(Saved entries)
__________________________________________________
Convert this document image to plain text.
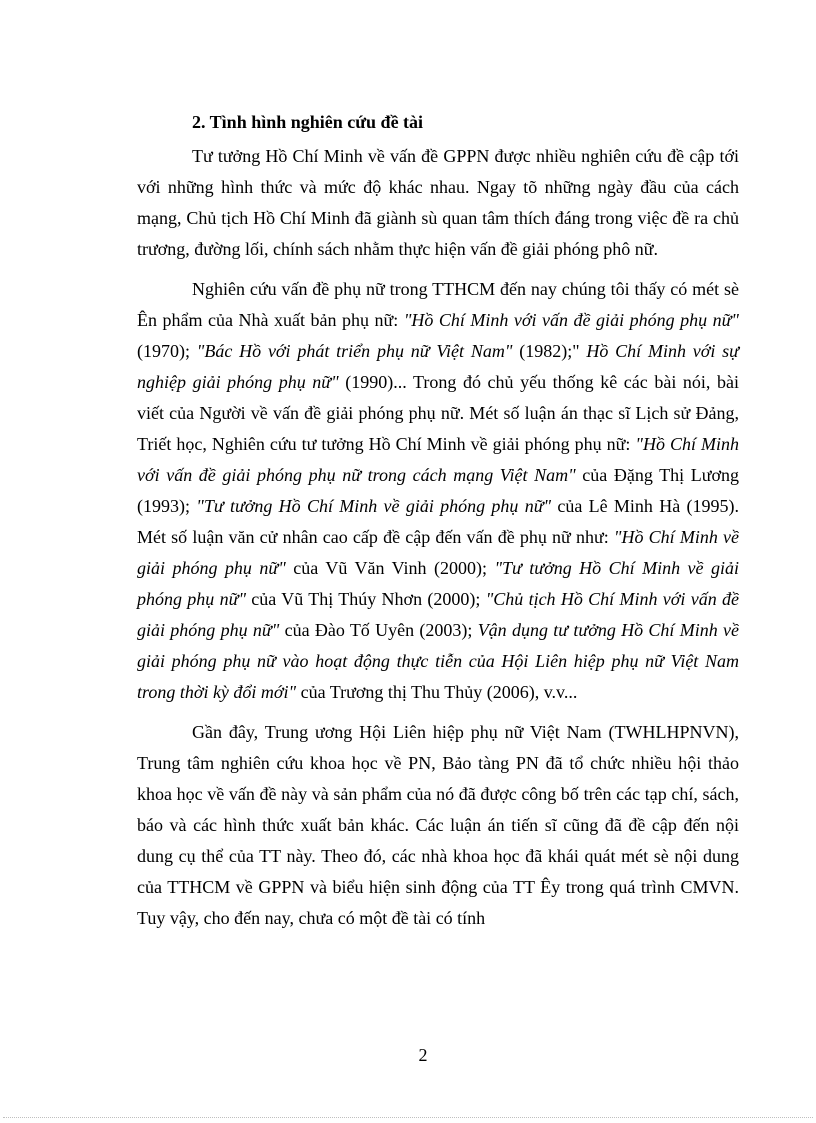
2. Tình hình nghiên cứu đề tài

Tư tưởng Hồ Chí Minh về vấn đề GPPN được nhiều nghiên cứu đề cập tới với những hình thức và mức độ khác nhau. Ngay tõ những ngày đầu của cách mạng, Chủ tịch Hồ Chí Minh đã giành sù quan tâm thích đáng trong việc đề ra chủ trương, đường lối, chính sách nhằm thực hiện vấn đề giải phóng phô nữ.

Nghiên cứu vấn đề phụ nữ trong TTHCM đến nay chúng tôi thấy có mét sè Ên phẩm của Nhà xuất bản phụ nữ: "Hồ Chí Minh với vấn đề giải phóng phụ nữ" (1970); "Bác Hồ với phát triển phụ nữ Việt Nam" (1982);" Hồ Chí Minh với sự nghiệp giải phóng phụ nữ" (1990)... Trong đó chủ yếu thống kê các bài nói, bài viết của Người về vấn đề giải phóng phụ nữ. Mét số luận án thạc sĩ Lịch sử Đảng, Triết học, Nghiên cứu tư tưởng Hồ Chí Minh về giải phóng phụ nữ: "Hồ Chí Minh với vấn đề giải phóng phụ nữ trong cách mạng Việt Nam" của Đặng Thị Lương (1993); "Tư tưởng Hồ Chí Minh về giải phóng phụ nữ" của Lê Minh Hà (1995). Mét số luận văn cử nhân cao cấp đề cập đến vấn đề phụ nữ như: "Hồ Chí Minh về giải phóng phụ nữ" của Vũ Văn Vinh (2000); "Tư tưởng Hồ Chí Minh về giải phóng phụ nữ" của Vũ Thị Thúy Nhơn (2000); "Chủ tịch Hồ Chí Minh với vấn đề giải phóng phụ nữ" của Đào Tố Uyên (2003); Vận dụng tư tưởng Hồ Chí Minh về giải phóng phụ nữ vào hoạt động thực tiễn của Hội Liên hiệp phụ nữ Việt Nam trong thời kỳ đổi mới" của Trương thị Thu Thủy (2006), v.v...

Gần đây, Trung ương Hội Liên hiệp phụ nữ Việt Nam (TWHLHPNVN), Trung tâm nghiên cứu khoa học về PN, Bảo tàng PN đã tổ chức nhiều hội thảo khoa học về vấn đề này và sản phẩm của nó đã được công bố trên các tạp chí, sách, báo và các hình thức xuất bản khác. Các luận án tiến sĩ cũng đã đề cập đến nội dung cụ thể của TT này. Theo đó, các nhà khoa học đã khái quát mét sè nội dung của TTHCM về GPPN và biểu hiện sinh động của TT Êy trong quá trình CMVN. Tuy vậy, cho đến nay, chưa có một đề tài có tính

2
__________________________________________________
**EXERCISE DESCRIPTION**:
Print out the material word for word, omitting the pictures.

**REPLY**:
Convert this document image to plain text.
2. Tình hình nghiên cứu đề tài

Tư tưởng Hồ Chí Minh về vấn đề GPPN được nhiều nghiên cứu đề cập tới với những hình thức và mức độ khác nhau. Ngay tõ những ngày đầu của cách mạng, Chủ tịch Hồ Chí Minh đã giành sù quan tâm thích đáng trong việc đề ra chủ trương, đường lối, chính sách nhằm thực hiện vấn đề giải phóng phô nữ.

Nghiên cứu vấn đề phụ nữ trong TTHCM đến nay chúng tôi thấy có mét sè Ên phẩm của Nhà xuất bản phụ nữ: "Hồ Chí Minh với vấn đề giải phóng phụ nữ" (1970); "Bác Hồ với phát triển phụ nữ Việt Nam" (1982);" Hồ Chí Minh với sự nghiệp giải phóng phụ nữ" (1990)... Trong đó chủ yếu thống kê các bài nói, bài viết của Người về vấn đề giải phóng phụ nữ. Mét số luận án thạc sĩ Lịch sử Đảng, Triết học, Nghiên cứu tư tưởng Hồ Chí Minh về giải phóng phụ nữ: "Hồ Chí Minh với vấn đề giải phóng phụ nữ trong cách mạng Việt Nam" của Đặng Thị Lương (1993); "Tư tưởng Hồ Chí Minh về giải phóng phụ nữ" của Lê Minh Hà (1995). Mét số luận văn cử nhân cao cấp đề cập đến vấn đề phụ nữ như: "Hồ Chí Minh về giải phóng phụ nữ" của Vũ Văn Vinh (2000); "Tư tưởng Hồ Chí Minh về giải phóng phụ nữ" của Vũ Thị Thúy Nhơn (2000); "Chủ tịch Hồ Chí Minh với vấn đề giải phóng phụ nữ" của Đào Tố Uyên (2003); Vận dụng tư tưởng Hồ Chí Minh về giải phóng phụ nữ vào hoạt động thực tiễn của Hội Liên hiệp phụ nữ Việt Nam trong thời kỳ đổi mới" của Trương thị Thu Thủy (2006), v.v...

Gần đây, Trung ương Hội Liên hiệp phụ nữ Việt Nam (TWHLHPNVN), Trung tâm nghiên cứu khoa học về PN, Bảo tàng PN đã tổ chức nhiều hội thảo khoa học về vấn đề này và sản phẩm của nó đã được công bố trên các tạp chí, sách, báo và các hình thức xuất bản khác. Các luận án tiến sĩ cũng đã đề cập đến nội dung cụ thể của TT này. Theo đó, các nhà khoa học đã khái quát mét sè nội dung của TTHCM về GPPN và biểu hiện sinh động của TT Êy trong quá trình CMVN. Tuy vậy, cho đến nay, chưa có một đề tài có tính

2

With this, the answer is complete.